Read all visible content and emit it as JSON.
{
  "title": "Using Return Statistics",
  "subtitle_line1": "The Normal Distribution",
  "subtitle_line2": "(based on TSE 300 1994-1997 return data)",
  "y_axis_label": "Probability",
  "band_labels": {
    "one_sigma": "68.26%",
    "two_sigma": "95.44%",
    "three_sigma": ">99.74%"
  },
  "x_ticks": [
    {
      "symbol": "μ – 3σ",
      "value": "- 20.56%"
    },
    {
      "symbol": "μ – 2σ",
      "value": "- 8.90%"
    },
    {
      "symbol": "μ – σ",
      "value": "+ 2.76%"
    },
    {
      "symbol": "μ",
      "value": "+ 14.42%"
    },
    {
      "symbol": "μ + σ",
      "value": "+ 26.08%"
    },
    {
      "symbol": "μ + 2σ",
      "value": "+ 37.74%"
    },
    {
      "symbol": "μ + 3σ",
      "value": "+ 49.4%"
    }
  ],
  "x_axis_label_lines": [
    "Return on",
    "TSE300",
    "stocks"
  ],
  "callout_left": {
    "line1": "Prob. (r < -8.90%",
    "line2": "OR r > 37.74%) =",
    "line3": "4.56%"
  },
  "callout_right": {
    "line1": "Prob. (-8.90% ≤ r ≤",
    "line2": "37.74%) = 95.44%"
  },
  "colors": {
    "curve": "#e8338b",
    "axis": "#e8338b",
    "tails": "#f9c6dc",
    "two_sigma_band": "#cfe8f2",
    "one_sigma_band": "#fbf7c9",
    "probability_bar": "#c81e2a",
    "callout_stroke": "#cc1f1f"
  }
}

- - -

## Exercise description
Repeat each record exactly. Omit nothing.

## Output of the exercise
Read all visible content and emit it as JSON.
{
  "title": "Using Return Statistics",
  "subtitle_line1": "The Normal Distribution",
  "subtitle_line2": "(based on TSE 300 1994-1997 return data)",
  "y_axis_label": "Probability",
  "band_labels": {
    "one_sigma": "68.26%",
    "two_sigma": "95.44%",
    "three_sigma": ">99.74%"
  },
  "x_ticks": [
    {
      "symbol": "μ – 3σ",
      "value": "- 20.56%"
    },
    {
      "symbol": "μ – 2σ",
      "value": "- 8.90%"
    },
    {
      "symbol": "μ – σ",
      "value": "+ 2.76%"
    },
    {
      "symbol": "μ",
      "value": "+ 14.42%"
    },
    {
      "symbol": "μ + σ",
      "value": "+ 26.08%"
    },
    {
      "symbol": "μ + 2σ",
      "value": "+ 37.74%"
    },
    {
      "symbol": "μ + 3σ",
      "value": "+ 49.4%"
    }
  ],
  "x_axis_label_lines": [
    "Return on",
    "TSE300",
    "stocks"
  ],
  "callout_left": {
    "line1": "Prob. (r < -8.90%",
    "line2": "OR r > 37.74%) =",
    "line3": "4.56%"
  },
  "callout_right": {
    "line1": "Prob. (-8.90% ≤ r ≤",
    "line2": "37.74%) = 95.44%"
  },
  "colors": {
    "curve": "#e8338b",
    "axis": "#e8338b",
    "tails": "#f9c6dc",
    "two_sigma_band": "#cfe8f2",
    "one_sigma_band": "#fbf7c9",
    "probability_bar": "#c81e2a",
    "callout_stroke": "#cc1f1f"
  }
}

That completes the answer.